------ THE DATA

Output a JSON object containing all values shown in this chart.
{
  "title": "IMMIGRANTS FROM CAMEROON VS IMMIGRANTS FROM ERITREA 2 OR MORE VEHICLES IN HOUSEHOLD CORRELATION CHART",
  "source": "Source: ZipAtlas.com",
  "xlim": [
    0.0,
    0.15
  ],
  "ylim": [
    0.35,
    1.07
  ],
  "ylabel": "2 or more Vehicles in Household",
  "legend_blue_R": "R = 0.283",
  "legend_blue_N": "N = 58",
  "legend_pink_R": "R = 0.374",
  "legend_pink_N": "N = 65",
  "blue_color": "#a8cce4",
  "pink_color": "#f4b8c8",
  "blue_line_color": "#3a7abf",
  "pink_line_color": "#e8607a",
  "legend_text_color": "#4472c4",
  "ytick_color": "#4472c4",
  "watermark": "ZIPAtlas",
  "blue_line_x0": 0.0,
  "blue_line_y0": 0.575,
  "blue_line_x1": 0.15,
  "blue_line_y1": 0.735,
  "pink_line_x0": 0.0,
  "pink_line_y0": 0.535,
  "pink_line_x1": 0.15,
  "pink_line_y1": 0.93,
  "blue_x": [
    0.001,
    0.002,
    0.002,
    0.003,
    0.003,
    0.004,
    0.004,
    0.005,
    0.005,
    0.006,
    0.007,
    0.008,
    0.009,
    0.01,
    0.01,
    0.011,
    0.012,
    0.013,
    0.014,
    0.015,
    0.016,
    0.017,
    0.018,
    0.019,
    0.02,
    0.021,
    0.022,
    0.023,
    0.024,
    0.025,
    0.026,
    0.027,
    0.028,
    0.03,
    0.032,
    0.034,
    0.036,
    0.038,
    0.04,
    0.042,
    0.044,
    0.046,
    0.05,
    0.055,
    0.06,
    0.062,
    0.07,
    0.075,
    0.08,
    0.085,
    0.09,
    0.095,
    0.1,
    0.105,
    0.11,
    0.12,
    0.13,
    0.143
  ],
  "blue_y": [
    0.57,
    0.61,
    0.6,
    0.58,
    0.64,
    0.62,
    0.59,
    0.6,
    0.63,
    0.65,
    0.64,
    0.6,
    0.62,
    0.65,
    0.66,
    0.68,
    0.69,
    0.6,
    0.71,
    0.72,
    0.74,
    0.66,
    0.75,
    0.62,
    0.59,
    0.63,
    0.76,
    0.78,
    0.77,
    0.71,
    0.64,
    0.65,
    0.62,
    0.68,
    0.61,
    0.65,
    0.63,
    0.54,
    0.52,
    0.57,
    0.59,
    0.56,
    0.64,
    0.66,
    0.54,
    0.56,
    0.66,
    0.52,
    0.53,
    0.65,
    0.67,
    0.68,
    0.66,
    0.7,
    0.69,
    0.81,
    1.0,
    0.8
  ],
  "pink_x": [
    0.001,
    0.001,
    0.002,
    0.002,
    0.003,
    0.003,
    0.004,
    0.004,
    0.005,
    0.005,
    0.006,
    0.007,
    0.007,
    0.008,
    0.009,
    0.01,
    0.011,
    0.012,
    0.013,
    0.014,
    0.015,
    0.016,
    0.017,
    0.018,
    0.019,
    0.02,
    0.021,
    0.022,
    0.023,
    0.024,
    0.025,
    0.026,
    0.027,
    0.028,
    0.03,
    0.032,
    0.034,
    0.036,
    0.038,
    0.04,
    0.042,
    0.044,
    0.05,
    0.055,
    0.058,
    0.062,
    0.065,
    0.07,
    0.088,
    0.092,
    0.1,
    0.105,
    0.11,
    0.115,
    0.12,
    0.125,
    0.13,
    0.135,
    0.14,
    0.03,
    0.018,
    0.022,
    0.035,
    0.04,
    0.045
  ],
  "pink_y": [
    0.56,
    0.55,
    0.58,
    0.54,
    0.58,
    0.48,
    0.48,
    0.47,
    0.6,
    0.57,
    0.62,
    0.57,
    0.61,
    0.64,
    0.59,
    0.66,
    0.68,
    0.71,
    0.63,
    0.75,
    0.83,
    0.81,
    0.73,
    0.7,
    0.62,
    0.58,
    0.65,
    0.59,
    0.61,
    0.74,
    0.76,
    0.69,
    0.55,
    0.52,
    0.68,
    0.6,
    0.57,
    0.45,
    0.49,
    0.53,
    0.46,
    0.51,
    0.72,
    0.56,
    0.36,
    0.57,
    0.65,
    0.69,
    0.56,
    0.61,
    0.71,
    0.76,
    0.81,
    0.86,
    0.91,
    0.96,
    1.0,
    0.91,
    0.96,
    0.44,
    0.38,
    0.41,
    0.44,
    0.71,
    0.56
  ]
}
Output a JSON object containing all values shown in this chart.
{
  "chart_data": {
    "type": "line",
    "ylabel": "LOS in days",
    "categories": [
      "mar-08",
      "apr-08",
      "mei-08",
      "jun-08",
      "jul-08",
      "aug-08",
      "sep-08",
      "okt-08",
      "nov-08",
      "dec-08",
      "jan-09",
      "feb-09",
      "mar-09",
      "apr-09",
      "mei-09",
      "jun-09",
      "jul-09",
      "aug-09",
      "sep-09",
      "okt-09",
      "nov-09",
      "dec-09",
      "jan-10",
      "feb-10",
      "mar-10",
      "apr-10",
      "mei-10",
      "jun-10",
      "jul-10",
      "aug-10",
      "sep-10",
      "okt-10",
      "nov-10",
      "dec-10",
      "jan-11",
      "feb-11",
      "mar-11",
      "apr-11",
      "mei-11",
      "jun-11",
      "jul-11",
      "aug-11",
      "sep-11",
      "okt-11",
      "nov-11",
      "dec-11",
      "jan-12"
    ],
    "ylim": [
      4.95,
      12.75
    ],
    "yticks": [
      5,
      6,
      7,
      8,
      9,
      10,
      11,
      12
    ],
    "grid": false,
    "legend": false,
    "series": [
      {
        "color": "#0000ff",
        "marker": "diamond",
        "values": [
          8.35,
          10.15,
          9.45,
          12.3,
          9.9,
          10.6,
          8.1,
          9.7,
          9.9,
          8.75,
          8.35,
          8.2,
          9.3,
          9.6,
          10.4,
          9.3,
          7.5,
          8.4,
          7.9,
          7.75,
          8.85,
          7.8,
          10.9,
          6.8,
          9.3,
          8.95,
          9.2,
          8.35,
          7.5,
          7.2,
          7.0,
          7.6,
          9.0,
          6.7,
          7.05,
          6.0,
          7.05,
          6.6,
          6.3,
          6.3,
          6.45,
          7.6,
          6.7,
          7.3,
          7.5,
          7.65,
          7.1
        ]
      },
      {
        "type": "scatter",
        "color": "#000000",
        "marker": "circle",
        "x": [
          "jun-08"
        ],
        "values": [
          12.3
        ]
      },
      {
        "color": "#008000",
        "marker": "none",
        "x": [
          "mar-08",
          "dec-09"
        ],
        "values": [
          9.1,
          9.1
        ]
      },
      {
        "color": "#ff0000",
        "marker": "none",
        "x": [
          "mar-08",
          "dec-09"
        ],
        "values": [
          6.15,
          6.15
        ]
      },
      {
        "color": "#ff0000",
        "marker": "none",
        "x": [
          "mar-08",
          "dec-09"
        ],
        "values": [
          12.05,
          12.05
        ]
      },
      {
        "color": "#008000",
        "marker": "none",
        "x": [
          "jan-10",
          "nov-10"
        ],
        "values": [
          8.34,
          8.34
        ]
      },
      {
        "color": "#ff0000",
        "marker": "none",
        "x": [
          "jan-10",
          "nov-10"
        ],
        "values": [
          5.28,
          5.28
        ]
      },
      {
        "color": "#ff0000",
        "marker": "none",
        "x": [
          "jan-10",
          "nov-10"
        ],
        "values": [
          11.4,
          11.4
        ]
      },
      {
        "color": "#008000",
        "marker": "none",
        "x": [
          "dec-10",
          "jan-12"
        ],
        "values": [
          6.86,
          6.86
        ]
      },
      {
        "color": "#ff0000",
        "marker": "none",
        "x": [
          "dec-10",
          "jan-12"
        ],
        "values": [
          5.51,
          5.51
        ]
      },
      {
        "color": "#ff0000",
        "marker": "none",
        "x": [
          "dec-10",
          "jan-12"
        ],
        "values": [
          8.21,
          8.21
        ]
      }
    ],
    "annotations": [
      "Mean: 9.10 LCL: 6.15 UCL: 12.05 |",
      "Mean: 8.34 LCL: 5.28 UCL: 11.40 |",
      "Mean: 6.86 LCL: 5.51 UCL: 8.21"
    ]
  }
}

------------

* STATED GOAL *
Gather and copy every line of the data in which the string "Mean" is found.

* OUTPUT OF THE TASK *
      "Mean: 9.10 LCL: 6.15 UCL: 12.05 |",
      "Mean: 8.34 LCL: 5.28 UCL: 11.40 |",
      "Mean: 6.86 LCL: 5.51 UCL: 8.21"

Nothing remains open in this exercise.